** START RECORDS PROVIDED **
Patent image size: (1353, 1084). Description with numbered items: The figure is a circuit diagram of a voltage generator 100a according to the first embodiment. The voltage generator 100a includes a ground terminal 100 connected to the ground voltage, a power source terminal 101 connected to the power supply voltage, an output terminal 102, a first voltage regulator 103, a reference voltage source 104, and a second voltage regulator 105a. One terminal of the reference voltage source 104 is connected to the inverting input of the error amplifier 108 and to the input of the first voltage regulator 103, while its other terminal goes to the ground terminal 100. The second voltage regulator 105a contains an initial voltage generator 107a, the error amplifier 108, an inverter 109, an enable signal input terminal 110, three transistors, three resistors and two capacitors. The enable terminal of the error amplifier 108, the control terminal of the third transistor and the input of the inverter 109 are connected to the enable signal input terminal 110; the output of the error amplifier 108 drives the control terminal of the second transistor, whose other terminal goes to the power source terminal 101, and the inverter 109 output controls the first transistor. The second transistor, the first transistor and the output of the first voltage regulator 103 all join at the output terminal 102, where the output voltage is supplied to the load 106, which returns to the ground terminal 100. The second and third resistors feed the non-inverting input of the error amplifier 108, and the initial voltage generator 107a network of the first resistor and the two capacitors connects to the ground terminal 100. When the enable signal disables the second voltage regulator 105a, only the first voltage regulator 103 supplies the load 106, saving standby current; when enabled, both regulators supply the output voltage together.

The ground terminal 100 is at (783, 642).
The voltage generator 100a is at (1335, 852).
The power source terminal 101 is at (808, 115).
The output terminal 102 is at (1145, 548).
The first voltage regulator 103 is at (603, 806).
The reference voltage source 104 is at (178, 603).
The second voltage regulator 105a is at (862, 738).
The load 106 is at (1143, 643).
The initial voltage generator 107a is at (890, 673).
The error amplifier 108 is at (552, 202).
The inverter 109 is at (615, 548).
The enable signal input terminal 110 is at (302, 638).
** END RECORDS PROVIDED **
- EXERCISE REQUIREMENTS
Rewrite every row above, putting "schematic diagram" in place of "circuit diagram" and leaving everything else unchanged.

- FINAL RESULT
Patent image size: (1353, 1084). Description with numbered items: The figure is a schematic diagram of a voltage generator 100a according to the first embodiment. The voltage generator 100a includes a ground terminal 100 connected to the ground voltage, a power source terminal 101 connected to the power supply voltage, an output terminal 102, a first voltage regulator 103, a reference voltage source 104, and a second voltage regulator 105a. One terminal of the reference voltage source 104 is connected to the inverting input of the error amplifier 108 and to the input of the first voltage regulator 103, while its other terminal goes to the ground terminal 100. The second voltage regulator 105a contains an initial voltage generator 107a, the error amplifier 108, an inverter 109, an enable signal input terminal 110, three transistors, three resistors and two capacitors. The enable terminal of the error amplifier 108, the control terminal of the third transistor and the input of the inverter 109 are connected to the enable signal input terminal 110; the output of the error amplifier 108 drives the control terminal of the second transistor, whose other terminal goes to the power source terminal 101, and the inverter 109 output controls the first transistor. The second transistor, the first transistor and the output of the first voltage regulator 103 all join at the output terminal 102, where the output voltage is supplied to the load 106, which returns to the ground terminal 100. The second and third resistors feed the non-inverting input of the error amplifier 108, and the initial voltage generator 107a network of the first resistor and the two capacitors connects to the ground terminal 100. When the enable signal disables the second voltage regulator 105a, only the first voltage regulator 103 supplies the load 106, saving standby current; when enabled, both regulators supply the output voltage together.

The ground terminal 100 is at (783, 642).
The voltage generator 100a is at (1335, 852).
The power source terminal 101 is at (808, 115).
The output terminal 102 is at (1145, 548).
The first voltage regulator 103 is at (603, 806).
The reference voltage source 104 is at (178, 603).
The second voltage regulator 105a is at (862, 738).
The load 106 is at (1143, 643).
The initial voltage generator 107a is at (890, 673).
The error amplifier 108 is at (552, 202).
The inverter 109 is at (615, 548).
The enable signal input terminal 110 is at (302, 638).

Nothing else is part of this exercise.